STATED PROBLEM. Render the material from its start up to and including the line containing "The first adjustable foot 140 is" as a Markdown table with the columns Entry and Text, giving each line a running number and its wording. Skip blank lines and leave the pictures out.

━━━━━ PROVIDED MATERIAL ━━━━━

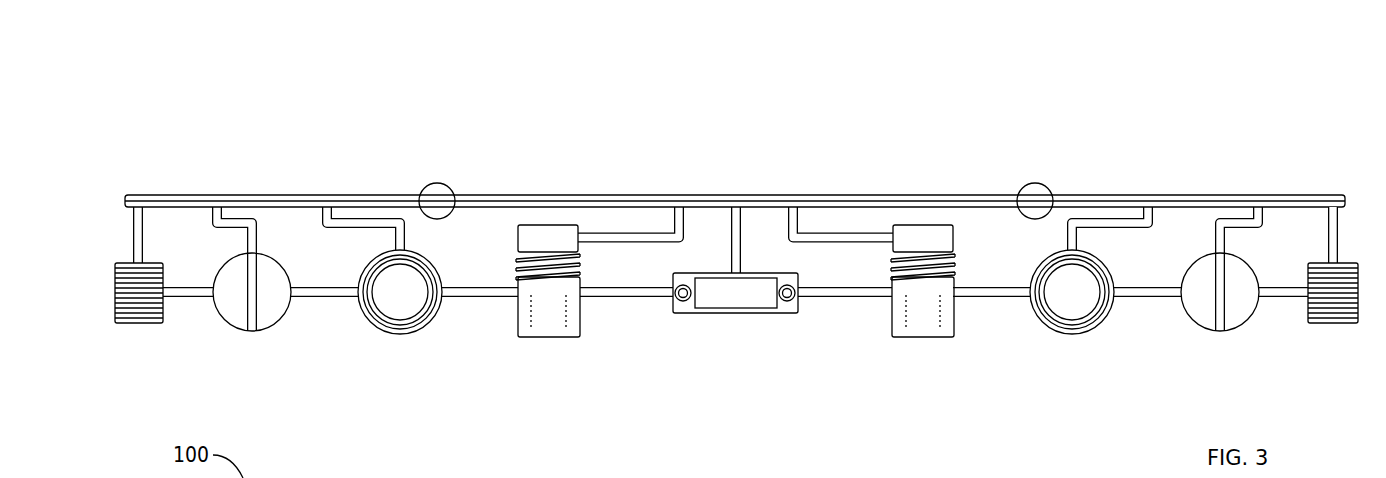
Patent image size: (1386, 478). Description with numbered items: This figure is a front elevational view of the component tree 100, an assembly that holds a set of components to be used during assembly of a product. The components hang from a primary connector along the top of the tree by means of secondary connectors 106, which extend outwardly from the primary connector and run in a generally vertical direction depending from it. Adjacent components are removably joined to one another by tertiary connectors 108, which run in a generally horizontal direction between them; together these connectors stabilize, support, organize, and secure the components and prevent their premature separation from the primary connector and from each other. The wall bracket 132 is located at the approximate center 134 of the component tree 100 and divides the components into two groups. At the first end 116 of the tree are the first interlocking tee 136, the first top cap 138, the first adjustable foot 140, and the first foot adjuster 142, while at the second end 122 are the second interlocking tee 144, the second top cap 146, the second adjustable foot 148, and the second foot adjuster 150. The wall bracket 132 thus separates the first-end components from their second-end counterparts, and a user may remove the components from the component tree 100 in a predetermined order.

The component tree 100 is at (243, 88).
The secondary connectors 106 is at (163, 195).
The tertiary connectors 108 is at (185, 297).
The first end 116 is at (1348, 200).
The second end 122 is at (133, 242).
The wall bracket 132 is at (690, 315).
The approximate center 134 is at (737, 207).
The first interlocking tee 136 is at (1333, 323).
The first top cap 138 is at (1220, 331).
The first adjustable foot 140 is at (1072, 334).
The first foot adjuster 142 is at (922, 297).
The second interlocking tee 144 is at (138, 323).
The second top cap 146 is at (252, 331).
The second adjustable foot 148 is at (400, 334).
The second foot adjuster 150 is at (550, 297).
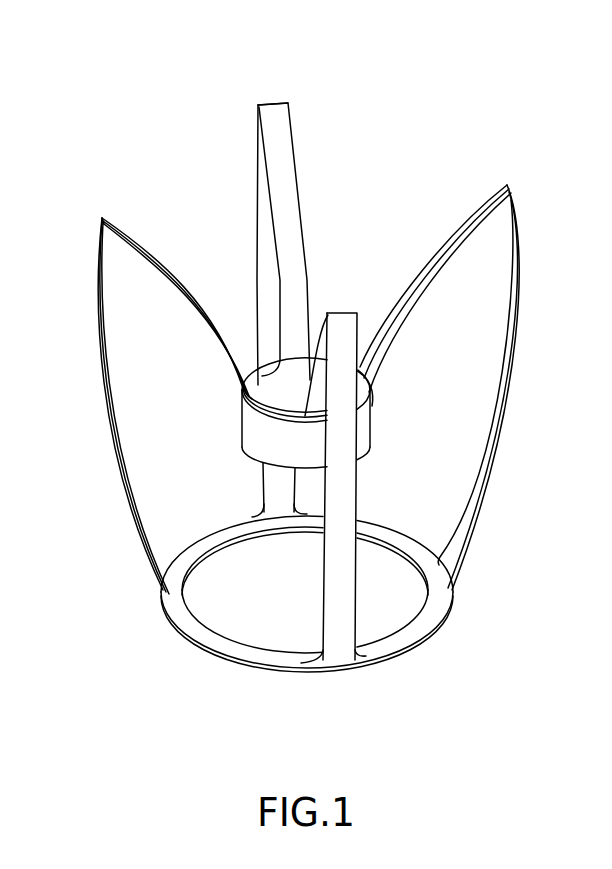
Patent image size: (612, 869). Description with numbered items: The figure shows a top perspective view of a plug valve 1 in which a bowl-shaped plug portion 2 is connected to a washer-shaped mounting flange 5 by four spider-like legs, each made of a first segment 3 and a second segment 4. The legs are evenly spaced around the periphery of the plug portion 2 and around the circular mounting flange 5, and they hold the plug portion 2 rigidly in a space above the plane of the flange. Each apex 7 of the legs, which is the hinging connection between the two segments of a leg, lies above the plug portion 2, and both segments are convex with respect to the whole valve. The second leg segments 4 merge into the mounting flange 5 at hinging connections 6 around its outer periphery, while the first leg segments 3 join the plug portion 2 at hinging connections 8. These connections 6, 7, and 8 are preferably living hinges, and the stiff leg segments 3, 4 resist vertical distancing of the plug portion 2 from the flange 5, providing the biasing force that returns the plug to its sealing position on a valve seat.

━━━━━

FINAL ANSWER.
| Entry | Text |
|---|---|
| 1 | Patent image size: (1386, 478). Description with numbered items: This figure is a front elevational view of the component tree 100, an assembly that holds a set of components to be used during assembly of a product. The components hang from a primary connector along the top of the tree by means of secondary connectors 106, which extend outwardly from the primary connector and run in a generally vertical direction depending from it. Adjacent components are removably joined to one another by tertiary connectors 108, which run in a generally horizontal direction between them; together these connectors stabilize, support, organize, and secure the components and prevent their premature separation from the primary connector and from each other. The wall bracket 132 is located at the approximate center 134 of the component tree 100 and divides the components into two groups. At the first end 116 of the tree are the first interlocking tee 136, the first top cap 138, the first adjustable foot 140, and the first foot adjuster 142, while at the second end 122 are the second interlocking tee 144, the second top cap 146, the second adjustable foot 148, and the second foot adjuster 150. The wall bracket 132 thus separates the first-end components from their second-end counterparts, and a user may remove the components from the component tree 100 in a predetermined order. |
| 2 | The component tree 100 is at (243, 88). |
| 3 | The secondary connectors 106 is at (163, 195). |
| 4 | The tertiary connectors 108 is at (185, 297). |
| 5 | The first end 116 is at (1348, 200). |
| 6 | The second end 122 is at (133, 242). |
| 7 | The wall bracket 132 is at (690, 315). |
| 8 | The approximate center 134 is at (737, 207). |
| 9 | The first interlocking tee 136 is at (1333, 323). |
| 10 | The first top cap 138 is at (1220, 331). |
| 11 | The first adjustable foot 140 is at (1072, 334). |